STATED GOAL A: Rewrite the rows below, from the first line through the line containing "773, 823, 780]", as a numbered list, leaving out blank lines.

SOURCE PASSAGE:
Programs embrace adding staff; can any B1G teams elevate from middle of the pack?

Coach Chris Tamas and Illinois senior associate director of athletics Bre Robinson/Ryan Kuttler photo

CHICAGO — After the NCAA changed the rule allowing volleyball teams to hire a third paid assistant coach, Chris Tamas didn’t have to look far for his new staff member.

The Illinois coach’s wife, Jen (Joines) Tamas, has been a volunteer coach since 2017 and was a natural fit to be elevated to full-time status. She was a four-time All-American at Pacific, played professionally for eight years and was the captain of the USA national team for four years. She had also served as a volunteer coach during Chris’s stints as an assistant coach at Nebraska and Cal Poly.

However, it wasn’t a shoo-in. He made her work for it a bit.

“I actually made her go through the interview process, just so you know. She passed the test tremendously,” Chris Tamas said Wednesday during the Big Ten volleyball media days. “She’s a tremendous coach, and she was a tremendous player. It’s one of those things where if I blindfold interviewed her, it would be her.”

Schools around the Big Ten took several approaches to the third assistant coach. Some added former players starting their coaching careers, while others elevated volunteer coaches or other off-court staff members to help with the increased workload. Everyone agreed that it was much needed and would help the sport.

Wisconsin coach Kelly Sheffield said he was encouraged to see every Big Ten member commit to support a larger staff. There might have been a little wait-and-see early on, but any apprehension was quickly removed.

“You make the decision that you’re either all the way in trying to compete at the highest level or you’re going to skimp. If you are not all the way in and you’re gonna get left in the dust in this league and in this sport,” he said. “Once a couple of schools made the decision, we are definitely going to do this. Every coach is banging on their boss’s door, saying we’ve got to do it. In most cases at most of these schools, the bosses are already wanting to run with it because they’re their competitors as well.”

Penn State and Nebraska added program legends who have just started their coaching journey. The Huskers added Jordan Larson, who is working part-time now as she wraps up her national team career, while the Nittany Lions tabbed Megan Hodge Easy, a three-time national champion.

PSU senior middle blocker Allie Holland said she’s counting the days until she can work with Hodge Easy. She visited the team in the spring and left a good impression.

“Just having another Penn State icon in our gym is going to be so helpful to us,” Holland said. “Having these female, strong athletes that have played at Penn State, one here with me (coach Katie Schumacher-Cawley) and also Megan, is going to be huge.”

Former Minnesota libero CC McGraw joined the Louisville staff fresh off wrapping up her playing career. Her former Golden Gopher teammates were excited about her new opportunity.

“She’s an amazing human, super easy to talk to. She’s great with other people,” Minnesota setter Melani Shaffmaster said. “She’s able to coach because she does understand how the players are understanding a lot of the information and what they actually need to be doing because she lived it very recently. So I think coaching is a great fit for CC.”

STATED GOAL B: In the article on Big Ten volleyball staffs, how many years was Jen (Joines) Tamas captain of the USA national team?

STORED ROWS:
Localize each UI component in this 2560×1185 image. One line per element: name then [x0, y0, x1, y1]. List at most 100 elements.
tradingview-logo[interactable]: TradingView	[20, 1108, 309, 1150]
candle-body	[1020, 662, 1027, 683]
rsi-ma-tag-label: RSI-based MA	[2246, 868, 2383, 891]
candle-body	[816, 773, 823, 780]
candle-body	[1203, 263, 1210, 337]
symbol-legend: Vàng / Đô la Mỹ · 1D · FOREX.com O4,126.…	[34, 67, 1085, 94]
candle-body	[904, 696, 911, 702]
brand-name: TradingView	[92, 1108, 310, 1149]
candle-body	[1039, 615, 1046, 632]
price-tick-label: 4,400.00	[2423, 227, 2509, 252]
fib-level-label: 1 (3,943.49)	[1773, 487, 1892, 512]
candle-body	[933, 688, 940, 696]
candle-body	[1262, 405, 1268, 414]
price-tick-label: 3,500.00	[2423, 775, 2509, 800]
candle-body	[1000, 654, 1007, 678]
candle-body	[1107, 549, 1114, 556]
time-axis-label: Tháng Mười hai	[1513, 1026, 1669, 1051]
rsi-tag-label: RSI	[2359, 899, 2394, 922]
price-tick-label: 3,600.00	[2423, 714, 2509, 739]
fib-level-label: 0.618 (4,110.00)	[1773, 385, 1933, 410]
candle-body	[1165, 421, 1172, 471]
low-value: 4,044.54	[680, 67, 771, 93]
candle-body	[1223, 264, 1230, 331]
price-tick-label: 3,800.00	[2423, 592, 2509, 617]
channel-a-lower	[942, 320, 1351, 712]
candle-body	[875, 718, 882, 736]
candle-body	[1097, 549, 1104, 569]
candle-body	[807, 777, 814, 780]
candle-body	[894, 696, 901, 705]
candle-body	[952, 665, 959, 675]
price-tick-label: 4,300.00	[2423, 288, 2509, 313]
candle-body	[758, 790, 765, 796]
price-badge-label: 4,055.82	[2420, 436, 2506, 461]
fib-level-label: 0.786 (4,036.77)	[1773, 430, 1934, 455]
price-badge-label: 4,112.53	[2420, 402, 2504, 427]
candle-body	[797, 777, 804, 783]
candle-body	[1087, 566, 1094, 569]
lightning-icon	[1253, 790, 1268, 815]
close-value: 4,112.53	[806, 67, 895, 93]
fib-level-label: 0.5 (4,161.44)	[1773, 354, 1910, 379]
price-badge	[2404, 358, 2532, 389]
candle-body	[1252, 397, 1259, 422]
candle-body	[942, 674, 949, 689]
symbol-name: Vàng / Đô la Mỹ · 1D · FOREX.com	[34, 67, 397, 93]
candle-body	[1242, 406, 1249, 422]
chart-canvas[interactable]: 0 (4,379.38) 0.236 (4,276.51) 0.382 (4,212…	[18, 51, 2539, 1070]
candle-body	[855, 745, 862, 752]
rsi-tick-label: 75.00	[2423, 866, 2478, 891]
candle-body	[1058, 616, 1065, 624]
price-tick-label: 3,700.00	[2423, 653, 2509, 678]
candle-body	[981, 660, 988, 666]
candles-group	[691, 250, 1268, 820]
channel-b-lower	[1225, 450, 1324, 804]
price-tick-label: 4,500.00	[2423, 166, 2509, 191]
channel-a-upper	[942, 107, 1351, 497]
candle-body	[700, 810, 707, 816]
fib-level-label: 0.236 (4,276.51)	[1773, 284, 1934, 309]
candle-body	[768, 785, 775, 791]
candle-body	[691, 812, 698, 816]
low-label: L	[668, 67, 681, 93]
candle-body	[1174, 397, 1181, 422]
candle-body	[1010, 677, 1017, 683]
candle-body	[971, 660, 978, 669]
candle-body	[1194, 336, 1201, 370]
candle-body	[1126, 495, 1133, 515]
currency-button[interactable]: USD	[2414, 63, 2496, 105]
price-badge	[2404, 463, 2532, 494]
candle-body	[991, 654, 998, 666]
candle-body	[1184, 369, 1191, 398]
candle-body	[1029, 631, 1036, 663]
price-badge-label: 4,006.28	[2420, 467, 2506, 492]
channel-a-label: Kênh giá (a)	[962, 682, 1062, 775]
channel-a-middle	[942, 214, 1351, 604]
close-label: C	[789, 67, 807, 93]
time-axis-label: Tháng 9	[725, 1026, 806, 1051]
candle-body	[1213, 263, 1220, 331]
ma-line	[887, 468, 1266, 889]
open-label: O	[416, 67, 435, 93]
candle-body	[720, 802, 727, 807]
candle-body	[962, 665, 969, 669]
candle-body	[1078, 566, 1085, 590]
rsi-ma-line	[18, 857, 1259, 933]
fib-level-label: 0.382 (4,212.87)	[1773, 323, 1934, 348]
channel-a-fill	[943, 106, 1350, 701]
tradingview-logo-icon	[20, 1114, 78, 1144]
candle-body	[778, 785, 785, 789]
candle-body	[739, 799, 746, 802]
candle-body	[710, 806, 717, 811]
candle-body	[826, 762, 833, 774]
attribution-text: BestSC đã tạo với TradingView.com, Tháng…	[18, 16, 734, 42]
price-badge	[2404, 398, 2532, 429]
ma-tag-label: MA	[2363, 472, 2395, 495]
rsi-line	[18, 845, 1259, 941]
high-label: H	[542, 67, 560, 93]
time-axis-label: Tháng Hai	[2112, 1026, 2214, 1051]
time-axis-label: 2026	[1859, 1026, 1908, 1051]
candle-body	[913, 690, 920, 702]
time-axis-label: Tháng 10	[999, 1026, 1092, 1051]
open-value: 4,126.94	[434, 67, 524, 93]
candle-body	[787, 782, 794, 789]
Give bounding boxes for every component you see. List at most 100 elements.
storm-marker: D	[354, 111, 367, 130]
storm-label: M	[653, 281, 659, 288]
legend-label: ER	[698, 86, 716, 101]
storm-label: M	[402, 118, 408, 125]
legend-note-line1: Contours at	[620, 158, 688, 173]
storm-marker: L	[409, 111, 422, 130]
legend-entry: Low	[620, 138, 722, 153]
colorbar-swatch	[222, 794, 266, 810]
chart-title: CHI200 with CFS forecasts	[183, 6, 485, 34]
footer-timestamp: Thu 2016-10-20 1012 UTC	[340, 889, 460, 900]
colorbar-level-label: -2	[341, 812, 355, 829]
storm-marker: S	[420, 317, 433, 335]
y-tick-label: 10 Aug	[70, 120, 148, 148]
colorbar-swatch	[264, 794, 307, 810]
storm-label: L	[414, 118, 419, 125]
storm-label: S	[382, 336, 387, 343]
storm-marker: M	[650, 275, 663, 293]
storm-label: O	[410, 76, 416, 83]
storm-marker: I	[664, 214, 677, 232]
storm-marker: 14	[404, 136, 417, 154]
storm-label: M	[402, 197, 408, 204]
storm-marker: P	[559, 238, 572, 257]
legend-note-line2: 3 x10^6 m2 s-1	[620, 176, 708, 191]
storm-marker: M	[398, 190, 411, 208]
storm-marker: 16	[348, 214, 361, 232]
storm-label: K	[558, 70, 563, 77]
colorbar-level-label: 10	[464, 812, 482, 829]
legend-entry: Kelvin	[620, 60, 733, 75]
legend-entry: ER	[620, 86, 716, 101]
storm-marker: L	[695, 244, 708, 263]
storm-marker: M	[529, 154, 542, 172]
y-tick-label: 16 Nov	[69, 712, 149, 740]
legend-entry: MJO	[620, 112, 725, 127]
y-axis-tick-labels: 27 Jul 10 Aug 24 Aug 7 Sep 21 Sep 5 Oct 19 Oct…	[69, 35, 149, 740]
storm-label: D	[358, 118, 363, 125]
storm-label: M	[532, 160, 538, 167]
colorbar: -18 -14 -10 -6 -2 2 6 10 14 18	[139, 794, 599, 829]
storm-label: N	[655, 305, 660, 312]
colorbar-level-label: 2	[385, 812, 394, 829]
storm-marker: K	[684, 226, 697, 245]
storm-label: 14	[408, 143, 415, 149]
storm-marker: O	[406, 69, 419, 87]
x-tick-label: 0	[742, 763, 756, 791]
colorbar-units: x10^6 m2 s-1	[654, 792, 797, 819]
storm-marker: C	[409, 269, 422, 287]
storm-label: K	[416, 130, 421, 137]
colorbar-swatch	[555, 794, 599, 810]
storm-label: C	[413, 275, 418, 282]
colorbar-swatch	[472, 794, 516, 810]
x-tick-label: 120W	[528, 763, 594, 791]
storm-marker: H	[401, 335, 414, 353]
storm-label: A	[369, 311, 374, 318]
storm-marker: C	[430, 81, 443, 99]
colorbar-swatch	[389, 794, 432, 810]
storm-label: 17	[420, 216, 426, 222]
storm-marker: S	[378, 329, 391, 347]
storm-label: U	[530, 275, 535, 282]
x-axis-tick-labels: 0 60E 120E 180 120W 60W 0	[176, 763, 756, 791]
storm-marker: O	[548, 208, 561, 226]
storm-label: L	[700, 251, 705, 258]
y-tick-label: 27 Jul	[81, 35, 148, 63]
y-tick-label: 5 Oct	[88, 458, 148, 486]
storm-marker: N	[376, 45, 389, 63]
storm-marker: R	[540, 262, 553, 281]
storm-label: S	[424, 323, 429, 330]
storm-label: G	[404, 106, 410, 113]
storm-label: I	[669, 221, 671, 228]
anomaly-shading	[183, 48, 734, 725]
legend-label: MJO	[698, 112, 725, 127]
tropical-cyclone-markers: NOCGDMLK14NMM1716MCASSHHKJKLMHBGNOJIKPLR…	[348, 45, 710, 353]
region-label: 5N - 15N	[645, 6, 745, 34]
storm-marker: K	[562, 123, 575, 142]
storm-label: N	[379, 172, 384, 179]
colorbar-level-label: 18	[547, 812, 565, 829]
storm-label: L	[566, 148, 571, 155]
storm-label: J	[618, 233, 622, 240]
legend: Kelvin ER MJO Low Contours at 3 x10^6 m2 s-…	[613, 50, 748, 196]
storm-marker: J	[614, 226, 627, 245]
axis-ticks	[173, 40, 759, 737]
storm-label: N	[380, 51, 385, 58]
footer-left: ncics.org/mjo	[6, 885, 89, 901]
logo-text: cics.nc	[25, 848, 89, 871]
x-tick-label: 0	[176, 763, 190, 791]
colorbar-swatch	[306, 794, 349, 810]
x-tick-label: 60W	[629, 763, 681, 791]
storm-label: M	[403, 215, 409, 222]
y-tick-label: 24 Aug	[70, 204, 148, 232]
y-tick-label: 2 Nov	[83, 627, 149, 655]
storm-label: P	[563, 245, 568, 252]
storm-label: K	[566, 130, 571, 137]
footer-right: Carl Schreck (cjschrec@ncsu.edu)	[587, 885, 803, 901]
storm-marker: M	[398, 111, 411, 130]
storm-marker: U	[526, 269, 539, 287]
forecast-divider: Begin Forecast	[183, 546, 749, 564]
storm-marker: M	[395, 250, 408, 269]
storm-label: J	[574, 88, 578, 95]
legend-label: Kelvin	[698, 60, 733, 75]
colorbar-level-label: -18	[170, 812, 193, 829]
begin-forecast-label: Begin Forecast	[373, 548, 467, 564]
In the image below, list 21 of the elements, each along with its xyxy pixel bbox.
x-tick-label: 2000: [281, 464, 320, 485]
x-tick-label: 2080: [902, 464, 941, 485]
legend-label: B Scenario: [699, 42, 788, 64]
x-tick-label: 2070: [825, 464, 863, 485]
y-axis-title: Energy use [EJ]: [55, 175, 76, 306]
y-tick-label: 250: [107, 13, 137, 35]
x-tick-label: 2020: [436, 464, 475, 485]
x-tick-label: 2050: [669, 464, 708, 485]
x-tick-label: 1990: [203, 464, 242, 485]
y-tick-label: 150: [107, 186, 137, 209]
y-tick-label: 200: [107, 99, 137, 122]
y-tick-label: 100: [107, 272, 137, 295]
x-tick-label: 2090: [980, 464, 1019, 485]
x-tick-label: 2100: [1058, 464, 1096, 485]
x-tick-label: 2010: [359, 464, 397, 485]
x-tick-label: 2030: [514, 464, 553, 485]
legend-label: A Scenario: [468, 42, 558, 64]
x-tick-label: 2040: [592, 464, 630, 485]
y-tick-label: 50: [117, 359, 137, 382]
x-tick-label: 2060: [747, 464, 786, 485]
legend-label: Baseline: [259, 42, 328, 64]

WORKED ANSWER A:
1. Localize each UI component in this 2560×1185 image. One line per element: name then [x0, y0, x1, y1]. List at most 100 elements.
2. tradingview-logo[interactable]: TradingView	[20, 1108, 309, 1150]
3. candle-body	[1020, 662, 1027, 683]
4. rsi-ma-tag-label: RSI-based MA	[2246, 868, 2383, 891]
5. candle-body	[816, 773, 823, 780]

WORKED ANSWER B: Four years.